(Extracted records)
########################################

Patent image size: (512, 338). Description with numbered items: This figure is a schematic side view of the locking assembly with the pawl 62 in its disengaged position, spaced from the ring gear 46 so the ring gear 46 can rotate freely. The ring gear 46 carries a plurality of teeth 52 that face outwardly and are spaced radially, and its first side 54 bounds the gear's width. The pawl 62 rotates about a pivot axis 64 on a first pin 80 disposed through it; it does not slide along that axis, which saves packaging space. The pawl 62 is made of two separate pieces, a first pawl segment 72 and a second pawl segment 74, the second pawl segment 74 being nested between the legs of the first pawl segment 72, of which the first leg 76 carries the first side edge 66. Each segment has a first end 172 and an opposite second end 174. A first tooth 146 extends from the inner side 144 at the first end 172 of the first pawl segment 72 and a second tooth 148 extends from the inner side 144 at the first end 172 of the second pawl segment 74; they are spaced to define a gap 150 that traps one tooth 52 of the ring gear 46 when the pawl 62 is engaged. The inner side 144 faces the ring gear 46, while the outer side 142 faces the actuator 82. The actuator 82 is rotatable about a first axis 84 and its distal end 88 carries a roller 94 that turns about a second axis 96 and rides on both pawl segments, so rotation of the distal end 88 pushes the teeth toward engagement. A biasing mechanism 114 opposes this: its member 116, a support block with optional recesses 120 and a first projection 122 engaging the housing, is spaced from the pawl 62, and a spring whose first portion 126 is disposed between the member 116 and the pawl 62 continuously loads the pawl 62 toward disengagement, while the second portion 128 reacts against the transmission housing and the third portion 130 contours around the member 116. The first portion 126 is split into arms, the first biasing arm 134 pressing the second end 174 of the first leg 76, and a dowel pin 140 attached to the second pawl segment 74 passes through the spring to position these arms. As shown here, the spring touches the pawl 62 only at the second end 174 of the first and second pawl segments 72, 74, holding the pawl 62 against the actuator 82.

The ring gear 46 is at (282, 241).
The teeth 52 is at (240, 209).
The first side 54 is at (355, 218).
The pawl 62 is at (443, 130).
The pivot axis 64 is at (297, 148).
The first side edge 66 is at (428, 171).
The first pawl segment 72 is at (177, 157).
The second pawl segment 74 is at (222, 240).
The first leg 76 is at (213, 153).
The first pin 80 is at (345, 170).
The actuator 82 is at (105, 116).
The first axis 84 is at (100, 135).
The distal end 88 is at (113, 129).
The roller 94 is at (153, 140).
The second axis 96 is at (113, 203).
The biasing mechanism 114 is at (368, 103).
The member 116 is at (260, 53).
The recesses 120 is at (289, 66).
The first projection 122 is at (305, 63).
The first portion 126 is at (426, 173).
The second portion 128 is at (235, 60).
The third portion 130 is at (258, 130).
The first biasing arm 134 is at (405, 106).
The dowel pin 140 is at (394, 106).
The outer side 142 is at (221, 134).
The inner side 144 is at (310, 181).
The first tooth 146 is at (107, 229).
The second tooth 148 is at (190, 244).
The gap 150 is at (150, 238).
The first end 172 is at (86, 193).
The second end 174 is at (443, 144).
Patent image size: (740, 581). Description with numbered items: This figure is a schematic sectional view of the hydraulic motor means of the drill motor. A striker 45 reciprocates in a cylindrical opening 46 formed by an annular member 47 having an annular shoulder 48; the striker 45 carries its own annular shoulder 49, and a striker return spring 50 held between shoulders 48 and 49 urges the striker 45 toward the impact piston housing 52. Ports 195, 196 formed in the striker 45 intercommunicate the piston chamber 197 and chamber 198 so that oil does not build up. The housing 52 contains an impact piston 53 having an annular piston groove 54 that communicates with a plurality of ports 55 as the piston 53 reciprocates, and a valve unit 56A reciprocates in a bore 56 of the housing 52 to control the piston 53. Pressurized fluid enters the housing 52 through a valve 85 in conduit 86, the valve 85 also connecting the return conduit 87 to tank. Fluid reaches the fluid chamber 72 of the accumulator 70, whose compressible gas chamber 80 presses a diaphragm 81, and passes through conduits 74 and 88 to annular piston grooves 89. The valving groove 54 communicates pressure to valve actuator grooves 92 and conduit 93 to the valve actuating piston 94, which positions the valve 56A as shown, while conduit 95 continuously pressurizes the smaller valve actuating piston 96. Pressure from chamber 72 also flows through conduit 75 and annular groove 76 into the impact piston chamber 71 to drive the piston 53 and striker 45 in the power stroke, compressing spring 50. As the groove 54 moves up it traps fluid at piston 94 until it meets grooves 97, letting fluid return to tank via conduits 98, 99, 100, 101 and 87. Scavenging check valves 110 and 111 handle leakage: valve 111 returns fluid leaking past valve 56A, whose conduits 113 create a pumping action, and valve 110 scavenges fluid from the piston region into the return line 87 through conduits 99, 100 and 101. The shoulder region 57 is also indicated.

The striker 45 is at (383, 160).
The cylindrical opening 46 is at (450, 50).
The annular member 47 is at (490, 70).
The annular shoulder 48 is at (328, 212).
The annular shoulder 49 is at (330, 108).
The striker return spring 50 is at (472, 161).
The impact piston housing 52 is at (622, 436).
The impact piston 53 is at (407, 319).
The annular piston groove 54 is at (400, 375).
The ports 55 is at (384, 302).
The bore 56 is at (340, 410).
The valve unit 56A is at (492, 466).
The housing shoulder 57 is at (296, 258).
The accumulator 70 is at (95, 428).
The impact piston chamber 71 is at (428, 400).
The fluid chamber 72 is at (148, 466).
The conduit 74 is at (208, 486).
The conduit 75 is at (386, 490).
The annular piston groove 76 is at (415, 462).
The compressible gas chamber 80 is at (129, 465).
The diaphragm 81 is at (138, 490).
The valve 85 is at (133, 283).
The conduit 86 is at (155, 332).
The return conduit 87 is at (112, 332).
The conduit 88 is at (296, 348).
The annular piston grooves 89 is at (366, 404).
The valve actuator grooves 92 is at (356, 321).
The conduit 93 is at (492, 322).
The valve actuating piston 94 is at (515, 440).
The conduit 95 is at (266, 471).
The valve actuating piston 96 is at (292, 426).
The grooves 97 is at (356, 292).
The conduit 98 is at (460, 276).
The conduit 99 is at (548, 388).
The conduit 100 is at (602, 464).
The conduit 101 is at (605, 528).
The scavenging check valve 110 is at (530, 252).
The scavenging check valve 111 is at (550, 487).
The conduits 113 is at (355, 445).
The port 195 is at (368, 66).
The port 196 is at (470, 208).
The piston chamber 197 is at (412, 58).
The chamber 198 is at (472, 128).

########################################

Rewrite all of the data above, replacing each occurrence of "schematic" with "simplified" and leaving everything else unchanged.

Patent image size: (512, 338). Description with numbered items: This figure is a simplified side view of the locking assembly with the pawl 62 in its disengaged position, spaced from the ring gear 46 so the ring gear 46 can rotate freely. The ring gear 46 carries a plurality of teeth 52 that face outwardly and are spaced radially, and its first side 54 bounds the gear's width. The pawl 62 rotates about a pivot axis 64 on a first pin 80 disposed through it; it does not slide along that axis, which saves packaging space. The pawl 62 is made of two separate pieces, a first pawl segment 72 and a second pawl segment 74, the second pawl segment 74 being nested between the legs of the first pawl segment 72, of which the first leg 76 carries the first side edge 66. Each segment has a first end 172 and an opposite second end 174. A first tooth 146 extends from the inner side 144 at the first end 172 of the first pawl segment 72 and a second tooth 148 extends from the inner side 144 at the first end 172 of the second pawl segment 74; they are spaced to define a gap 150 that traps one tooth 52 of the ring gear 46 when the pawl 62 is engaged. The inner side 144 faces the ring gear 46, while the outer side 142 faces the actuator 82. The actuator 82 is rotatable about a first axis 84 and its distal end 88 carries a roller 94 that turns about a second axis 96 and rides on both pawl segments, so rotation of the distal end 88 pushes the teeth toward engagement. A biasing mechanism 114 opposes this: its member 116, a support block with optional recesses 120 and a first projection 122 engaging the housing, is spaced from the pawl 62, and a spring whose first portion 126 is disposed between the member 116 and the pawl 62 continuously loads the pawl 62 toward disengagement, while the second portion 128 reacts against the transmission housing and the third portion 130 contours around the member 116. The first portion 126 is split into arms, the first biasing arm 134 pressing the second end 174 of the first leg 76, and a dowel pin 140 attached to the second pawl segment 74 passes through the spring to position these arms. As shown here, the spring touches the pawl 62 only at the second end 174 of the first and second pawl segments 72, 74, holding the pawl 62 against the actuator 82.

The ring gear 46 is at (282, 241).
The teeth 52 is at (240, 209).
The first side 54 is at (355, 218).
The pawl 62 is at (443, 130).
The pivot axis 64 is at (297, 148).
The first side edge 66 is at (428, 171).
The first pawl segment 72 is at (177, 157).
The second pawl segment 74 is at (222, 240).
The first leg 76 is at (213, 153).
The first pin 80 is at (345, 170).
The actuator 82 is at (105, 116).
The first axis 84 is at (100, 135).
The distal end 88 is at (113, 129).
The roller 94 is at (153, 140).
The second axis 96 is at (113, 203).
The biasing mechanism 114 is at (368, 103).
The member 116 is at (260, 53).
The recesses 120 is at (289, 66).
The first projection 122 is at (305, 63).
The first portion 126 is at (426, 173).
The second portion 128 is at (235, 60).
The third portion 130 is at (258, 130).
The first biasing arm 134 is at (405, 106).
The dowel pin 140 is at (394, 106).
The outer side 142 is at (221, 134).
The inner side 144 is at (310, 181).
The first tooth 146 is at (107, 229).
The second tooth 148 is at (190, 244).
The gap 150 is at (150, 238).
The first end 172 is at (86, 193).
The second end 174 is at (443, 144).
Patent image size: (740, 581). Description with numbered items: This figure is a simplified sectional view of the hydraulic motor means of the drill motor. A striker 45 reciprocates in a cylindrical opening 46 formed by an annular member 47 having an annular shoulder 48; the striker 45 carries its own annular shoulder 49, and a striker return spring 50 held between shoulders 48 and 49 urges the striker 45 toward the impact piston housing 52. Ports 195, 196 formed in the striker 45 intercommunicate the piston chamber 197 and chamber 198 so that oil does not build up. The housing 52 contains an impact piston 53 having an annular piston groove 54 that communicates with a plurality of ports 55 as the piston 53 reciprocates, and a valve unit 56A reciprocates in a bore 56 of the housing 52 to control the piston 53. Pressurized fluid enters the housing 52 through a valve 85 in conduit 86, the valve 85 also connecting the return conduit 87 to tank. Fluid reaches the fluid chamber 72 of the accumulator 70, whose compressible gas chamber 80 presses a diaphragm 81, and passes through conduits 74 and 88 to annular piston grooves 89. The valving groove 54 communicates pressure to valve actuator grooves 92 and conduit 93 to the valve actuating piston 94, which positions the valve 56A as shown, while conduit 95 continuously pressurizes the smaller valve actuating piston 96. Pressure from chamber 72 also flows through conduit 75 and annular groove 76 into the impact piston chamber 71 to drive the piston 53 and striker 45 in the power stroke, compressing spring 50. As the groove 54 moves up it traps fluid at piston 94 until it meets grooves 97, letting fluid return to tank via conduits 98, 99, 100, 101 and 87. Scavenging check valves 110 and 111 handle leakage: valve 111 returns fluid leaking past valve 56A, whose conduits 113 create a pumping action, and valve 110 scavenges fluid from the piston region into the return line 87 through conduits 99, 100 and 101. The shoulder region 57 is also indicated.

The striker 45 is at (383, 160).
The cylindrical opening 46 is at (450, 50).
The annular member 47 is at (490, 70).
The annular shoulder 48 is at (328, 212).
The annular shoulder 49 is at (330, 108).
The striker return spring 50 is at (472, 161).
The impact piston housing 52 is at (622, 436).
The impact piston 53 is at (407, 319).
The annular piston groove 54 is at (400, 375).
The ports 55 is at (384, 302).
The bore 56 is at (340, 410).
The valve unit 56A is at (492, 466).
The housing shoulder 57 is at (296, 258).
The accumulator 70 is at (95, 428).
The impact piston chamber 71 is at (428, 400).
The fluid chamber 72 is at (148, 466).
The conduit 74 is at (208, 486).
The conduit 75 is at (386, 490).
The annular piston groove 76 is at (415, 462).
The compressible gas chamber 80 is at (129, 465).
The diaphragm 81 is at (138, 490).
The valve 85 is at (133, 283).
The conduit 86 is at (155, 332).
The return conduit 87 is at (112, 332).
The conduit 88 is at (296, 348).
The annular piston grooves 89 is at (366, 404).
The valve actuator grooves 92 is at (356, 321).
The conduit 93 is at (492, 322).
The valve actuating piston 94 is at (515, 440).
The conduit 95 is at (266, 471).
The valve actuating piston 96 is at (292, 426).
The grooves 97 is at (356, 292).
The conduit 98 is at (460, 276).
The conduit 99 is at (548, 388).
The conduit 100 is at (602, 464).
The conduit 101 is at (605, 528).
The scavenging check valve 110 is at (530, 252).
The scavenging check valve 111 is at (550, 487).
The conduits 113 is at (355, 445).
The port 195 is at (368, 66).
The port 196 is at (470, 208).
The piston chamber 197 is at (412, 58).
The chamber 198 is at (472, 128).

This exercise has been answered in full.